**Exercise aim:** Select and copy out every line in the records containing "منها".

**Information shown:**
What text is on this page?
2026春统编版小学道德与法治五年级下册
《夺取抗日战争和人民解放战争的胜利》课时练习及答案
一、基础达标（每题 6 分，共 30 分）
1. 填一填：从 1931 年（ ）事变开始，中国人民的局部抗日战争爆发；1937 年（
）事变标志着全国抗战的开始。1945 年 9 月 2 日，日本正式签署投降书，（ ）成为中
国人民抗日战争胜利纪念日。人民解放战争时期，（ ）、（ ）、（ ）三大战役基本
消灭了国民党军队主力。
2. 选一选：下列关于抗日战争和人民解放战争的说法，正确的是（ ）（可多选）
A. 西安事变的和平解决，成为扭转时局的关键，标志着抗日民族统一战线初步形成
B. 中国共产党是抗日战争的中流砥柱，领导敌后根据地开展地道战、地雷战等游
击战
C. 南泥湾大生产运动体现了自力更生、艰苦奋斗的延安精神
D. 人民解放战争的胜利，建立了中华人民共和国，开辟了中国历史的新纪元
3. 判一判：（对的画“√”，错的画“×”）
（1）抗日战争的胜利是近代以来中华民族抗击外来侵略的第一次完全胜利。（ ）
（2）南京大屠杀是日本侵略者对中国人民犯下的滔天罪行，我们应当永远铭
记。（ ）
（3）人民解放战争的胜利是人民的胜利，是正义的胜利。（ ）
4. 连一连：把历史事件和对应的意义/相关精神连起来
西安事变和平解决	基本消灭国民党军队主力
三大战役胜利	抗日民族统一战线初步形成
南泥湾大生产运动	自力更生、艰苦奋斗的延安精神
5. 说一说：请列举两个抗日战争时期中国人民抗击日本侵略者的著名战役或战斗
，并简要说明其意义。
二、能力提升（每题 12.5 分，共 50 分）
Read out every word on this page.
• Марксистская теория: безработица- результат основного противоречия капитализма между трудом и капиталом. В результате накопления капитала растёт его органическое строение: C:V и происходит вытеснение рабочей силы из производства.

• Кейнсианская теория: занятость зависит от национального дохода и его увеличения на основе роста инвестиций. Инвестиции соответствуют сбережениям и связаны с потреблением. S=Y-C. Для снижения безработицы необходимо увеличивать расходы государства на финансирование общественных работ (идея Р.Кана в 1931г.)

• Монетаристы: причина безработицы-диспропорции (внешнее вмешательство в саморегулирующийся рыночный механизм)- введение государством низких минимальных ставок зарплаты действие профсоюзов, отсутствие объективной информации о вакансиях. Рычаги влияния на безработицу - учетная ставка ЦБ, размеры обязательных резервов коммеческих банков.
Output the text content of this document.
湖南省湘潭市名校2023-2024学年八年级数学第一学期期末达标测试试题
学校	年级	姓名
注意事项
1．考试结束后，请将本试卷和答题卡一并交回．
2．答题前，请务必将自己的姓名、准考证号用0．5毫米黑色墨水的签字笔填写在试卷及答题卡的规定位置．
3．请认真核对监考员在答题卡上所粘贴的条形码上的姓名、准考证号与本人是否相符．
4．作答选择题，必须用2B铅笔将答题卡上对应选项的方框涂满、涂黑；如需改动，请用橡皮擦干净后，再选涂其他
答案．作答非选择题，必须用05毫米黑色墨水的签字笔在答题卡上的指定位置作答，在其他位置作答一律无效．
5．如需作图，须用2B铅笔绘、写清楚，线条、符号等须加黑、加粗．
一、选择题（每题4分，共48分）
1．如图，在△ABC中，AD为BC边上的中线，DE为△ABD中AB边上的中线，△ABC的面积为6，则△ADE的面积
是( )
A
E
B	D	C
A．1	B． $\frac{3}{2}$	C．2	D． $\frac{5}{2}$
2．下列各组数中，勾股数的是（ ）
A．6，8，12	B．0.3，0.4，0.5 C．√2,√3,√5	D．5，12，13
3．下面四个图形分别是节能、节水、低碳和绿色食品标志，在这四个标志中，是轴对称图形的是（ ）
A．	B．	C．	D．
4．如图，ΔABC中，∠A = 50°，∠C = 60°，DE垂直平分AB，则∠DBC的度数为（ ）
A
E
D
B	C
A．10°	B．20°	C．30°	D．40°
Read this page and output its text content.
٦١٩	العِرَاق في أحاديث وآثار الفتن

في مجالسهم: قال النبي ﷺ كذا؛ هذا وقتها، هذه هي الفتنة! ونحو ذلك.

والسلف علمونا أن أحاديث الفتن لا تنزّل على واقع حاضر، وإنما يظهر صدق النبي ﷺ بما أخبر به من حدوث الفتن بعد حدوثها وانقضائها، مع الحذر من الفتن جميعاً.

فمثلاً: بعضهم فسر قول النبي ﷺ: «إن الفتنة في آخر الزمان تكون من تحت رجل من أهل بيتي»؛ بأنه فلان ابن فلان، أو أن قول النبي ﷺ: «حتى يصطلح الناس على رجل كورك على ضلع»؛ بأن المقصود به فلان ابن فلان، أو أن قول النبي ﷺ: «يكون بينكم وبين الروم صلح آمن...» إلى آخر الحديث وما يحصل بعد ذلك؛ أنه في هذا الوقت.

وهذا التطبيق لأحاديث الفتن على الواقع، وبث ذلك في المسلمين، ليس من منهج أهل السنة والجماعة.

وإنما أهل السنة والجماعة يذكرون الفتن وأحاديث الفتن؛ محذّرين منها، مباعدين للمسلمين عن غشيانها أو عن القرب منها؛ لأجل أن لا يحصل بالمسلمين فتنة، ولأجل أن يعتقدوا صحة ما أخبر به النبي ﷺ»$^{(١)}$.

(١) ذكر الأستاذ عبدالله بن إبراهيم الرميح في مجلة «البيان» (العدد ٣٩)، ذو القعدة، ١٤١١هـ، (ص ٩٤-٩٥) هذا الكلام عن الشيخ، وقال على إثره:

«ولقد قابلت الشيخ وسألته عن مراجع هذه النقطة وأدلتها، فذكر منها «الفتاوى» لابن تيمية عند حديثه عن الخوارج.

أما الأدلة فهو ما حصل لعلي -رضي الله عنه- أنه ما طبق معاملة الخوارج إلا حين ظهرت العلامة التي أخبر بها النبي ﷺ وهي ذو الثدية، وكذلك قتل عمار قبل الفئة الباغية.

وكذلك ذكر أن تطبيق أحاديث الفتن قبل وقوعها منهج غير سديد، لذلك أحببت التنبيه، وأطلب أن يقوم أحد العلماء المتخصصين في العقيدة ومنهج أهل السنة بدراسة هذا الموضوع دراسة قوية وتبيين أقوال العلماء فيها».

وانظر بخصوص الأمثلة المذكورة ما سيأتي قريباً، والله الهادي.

**Task result:**
وإنما أهل السنة والجماعة يذكرون الفتن وأحاديث الفتن؛ محذّرين منها، مباعدين للمسلمين عن غشيانها أو عن القرب منها؛ لأجل أن لا يحصل بالمسلمين فتنة، ولأجل أن يعتقدوا صحة ما أخبر به النبي ﷺ»$^{(١)}$.
«ولقد قابلت الشيخ وسألته عن مراجع هذه النقطة وأدلتها، فذكر منها «الفتاوى» لابن تيمية عند حديثه عن الخوارج.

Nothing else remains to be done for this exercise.